▸ DATASET EXCERPTS
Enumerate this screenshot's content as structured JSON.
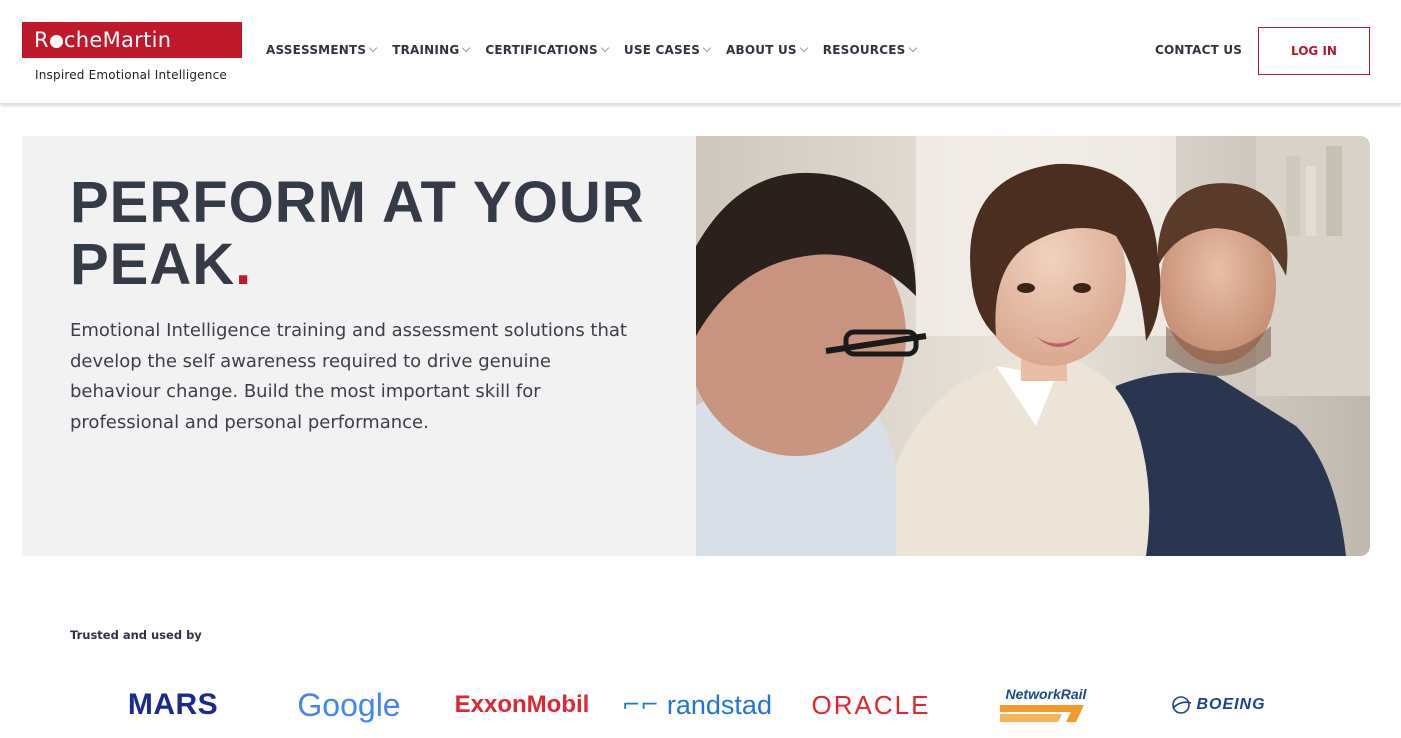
{
  "logo": {
    "name_part1": "R",
    "name_part2": "cheMartin",
    "tagline": "Inspired Emotional Intelligence"
  },
  "nav": [
    {
      "label": "ASSESSMENTS"
    },
    {
      "label": "TRAINING"
    },
    {
      "label": "CERTIFICATIONS"
    },
    {
      "label": "USE CASES"
    },
    {
      "label": "ABOUT US"
    },
    {
      "label": "RESOURCES"
    }
  ],
  "header": {
    "contact": "CONTACT US",
    "login": "LOG IN"
  },
  "hero": {
    "title_line1": "PERFORM AT YOUR",
    "title_line2": "PEAK",
    "title_accent": ".",
    "description": "Emotional Intelligence training and assessment solutions that develop the self awareness required to drive genuine behaviour change. Build the most important skill for professional and personal performance."
  },
  "trusted": {
    "label": "Trusted and used by",
    "brands": [
      "MARS",
      "Google",
      "ExxonMobil",
      "randstad",
      "ORACLE",
      "NetworkRail",
      "BOEING"
    ]
  },
  "colors": {
    "brand_red": "#c0182b",
    "text_dark": "#353a47",
    "hero_bg": "#f2f2f2"
  }
}
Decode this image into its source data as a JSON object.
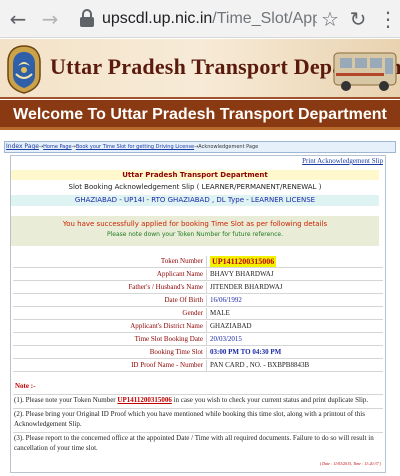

▸ WHAT THIS TASK INVOLVES
Reproduce the whole listing word for word, setting aside any pictures.

▸ FULL SOLUTION
Enumerate this screenshot's content as structured JSON.
{
  "logo": {
    "name_part1": "R",
    "name_part2": "cheMartin",
    "tagline": "Inspired Emotional Intelligence"
  },
  "nav": [
    {
      "label": "ASSESSMENTS"
    },
    {
      "label": "TRAINING"
    },
    {
      "label": "CERTIFICATIONS"
    },
    {
      "label": "USE CASES"
    },
    {
      "label": "ABOUT US"
    },
    {
      "label": "RESOURCES"
    }
  ],
  "header": {
    "contact": "CONTACT US",
    "login": "LOG IN"
  },
  "hero": {
    "title_line1": "PERFORM AT YOUR",
    "title_line2": "PEAK",
    "title_accent": ".",
    "description": "Emotional Intelligence training and assessment solutions that develop the self awareness required to drive genuine behaviour change. Build the most important skill for professional and personal performance."
  },
  "trusted": {
    "label": "Trusted and used by",
    "brands": [
      "MARS",
      "Google",
      "ExxonMobil",
      "randstad",
      "ORACLE",
      "NetworkRail",
      "BOEING"
    ]
  },
  "colors": {
    "brand_red": "#c0182b",
    "text_dark": "#353a47",
    "hero_bg": "#f2f2f2"
  }
}
Decode this image into its source data as a JSON object.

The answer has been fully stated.